(Items):
--------

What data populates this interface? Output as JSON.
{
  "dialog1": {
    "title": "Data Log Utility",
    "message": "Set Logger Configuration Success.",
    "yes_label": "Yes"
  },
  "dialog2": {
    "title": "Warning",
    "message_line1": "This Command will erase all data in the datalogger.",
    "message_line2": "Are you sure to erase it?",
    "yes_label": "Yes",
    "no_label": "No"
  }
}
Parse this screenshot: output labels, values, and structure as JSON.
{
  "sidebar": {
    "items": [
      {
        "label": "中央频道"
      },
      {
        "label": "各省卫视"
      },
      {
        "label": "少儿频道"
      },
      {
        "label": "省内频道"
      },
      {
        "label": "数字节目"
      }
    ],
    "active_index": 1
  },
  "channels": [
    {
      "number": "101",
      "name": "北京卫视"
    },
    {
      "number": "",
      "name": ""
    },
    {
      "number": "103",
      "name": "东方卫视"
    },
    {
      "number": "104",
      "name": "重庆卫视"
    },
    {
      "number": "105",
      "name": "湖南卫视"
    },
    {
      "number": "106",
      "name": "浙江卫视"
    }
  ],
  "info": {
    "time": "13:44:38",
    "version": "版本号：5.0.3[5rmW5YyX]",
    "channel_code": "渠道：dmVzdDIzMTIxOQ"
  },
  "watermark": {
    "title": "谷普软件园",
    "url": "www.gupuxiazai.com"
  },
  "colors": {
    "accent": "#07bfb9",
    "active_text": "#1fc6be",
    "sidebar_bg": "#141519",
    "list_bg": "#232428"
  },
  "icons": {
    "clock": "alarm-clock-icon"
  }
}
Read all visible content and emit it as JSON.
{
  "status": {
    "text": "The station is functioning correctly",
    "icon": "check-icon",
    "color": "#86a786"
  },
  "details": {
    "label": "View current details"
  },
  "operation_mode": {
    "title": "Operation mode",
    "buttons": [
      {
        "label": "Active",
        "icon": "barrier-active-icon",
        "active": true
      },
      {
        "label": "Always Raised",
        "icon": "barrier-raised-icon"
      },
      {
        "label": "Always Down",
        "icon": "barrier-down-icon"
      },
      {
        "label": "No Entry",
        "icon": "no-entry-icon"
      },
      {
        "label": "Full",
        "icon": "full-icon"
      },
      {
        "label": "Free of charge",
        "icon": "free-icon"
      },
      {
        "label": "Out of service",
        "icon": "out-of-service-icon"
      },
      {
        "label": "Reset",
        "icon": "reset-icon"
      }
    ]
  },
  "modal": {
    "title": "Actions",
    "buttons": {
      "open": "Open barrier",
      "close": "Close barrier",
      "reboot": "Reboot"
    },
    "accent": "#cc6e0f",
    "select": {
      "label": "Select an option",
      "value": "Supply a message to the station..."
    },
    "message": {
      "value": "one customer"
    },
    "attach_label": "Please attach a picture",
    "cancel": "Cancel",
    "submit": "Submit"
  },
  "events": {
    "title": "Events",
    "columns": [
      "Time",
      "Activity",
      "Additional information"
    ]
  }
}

--------

(Your objective): Repeat the records exactly, including every line.

(Expected answer):
What data populates this interface? Output as JSON.
{
  "dialog1": {
    "title": "Data Log Utility",
    "message": "Set Logger Configuration Success.",
    "yes_label": "Yes"
  },
  "dialog2": {
    "title": "Warning",
    "message_line1": "This Command will erase all data in the datalogger.",
    "message_line2": "Are you sure to erase it?",
    "yes_label": "Yes",
    "no_label": "No"
  }
}
Parse this screenshot: output labels, values, and structure as JSON.
{
  "sidebar": {
    "items": [
      {
        "label": "中央频道"
      },
      {
        "label": "各省卫视"
      },
      {
        "label": "少儿频道"
      },
      {
        "label": "省内频道"
      },
      {
        "label": "数字节目"
      }
    ],
    "active_index": 1
  },
  "channels": [
    {
      "number": "101",
      "name": "北京卫视"
    },
    {
      "number": "",
      "name": ""
    },
    {
      "number": "103",
      "name": "东方卫视"
    },
    {
      "number": "104",
      "name": "重庆卫视"
    },
    {
      "number": "105",
      "name": "湖南卫视"
    },
    {
      "number": "106",
      "name": "浙江卫视"
    }
  ],
  "info": {
    "time": "13:44:38",
    "version": "版本号：5.0.3[5rmW5YyX]",
    "channel_code": "渠道：dmVzdDIzMTIxOQ"
  },
  "watermark": {
    "title": "谷普软件园",
    "url": "www.gupuxiazai.com"
  },
  "colors": {
    "accent": "#07bfb9",
    "active_text": "#1fc6be",
    "sidebar_bg": "#141519",
    "list_bg": "#232428"
  },
  "icons": {
    "clock": "alarm-clock-icon"
  }
}
Read all visible content and emit it as JSON.
{
  "status": {
    "text": "The station is functioning correctly",
    "icon": "check-icon",
    "color": "#86a786"
  },
  "details": {
    "label": "View current details"
  },
  "operation_mode": {
    "title": "Operation mode",
    "buttons": [
      {
        "label": "Active",
        "icon": "barrier-active-icon",
        "active": true
      },
      {
        "label": "Always Raised",
        "icon": "barrier-raised-icon"
      },
      {
        "label": "Always Down",
        "icon": "barrier-down-icon"
      },
      {
        "label": "No Entry",
        "icon": "no-entry-icon"
      },
      {
        "label": "Full",
        "icon": "full-icon"
      },
      {
        "label": "Free of charge",
        "icon": "free-icon"
      },
      {
        "label": "Out of service",
        "icon": "out-of-service-icon"
      },
      {
        "label": "Reset",
        "icon": "reset-icon"
      }
    ]
  },
  "modal": {
    "title": "Actions",
    "buttons": {
      "open": "Open barrier",
      "close": "Close barrier",
      "reboot": "Reboot"
    },
    "accent": "#cc6e0f",
    "select": {
      "label": "Select an option",
      "value": "Supply a message to the station..."
    },
    "message": {
      "value": "one customer"
    },
    "attach_label": "Please attach a picture",
    "cancel": "Cancel",
    "submit": "Submit"
  },
  "events": {
    "title": "Events",
    "columns": [
      "Time",
      "Activity",
      "Additional information"
    ]
  }
}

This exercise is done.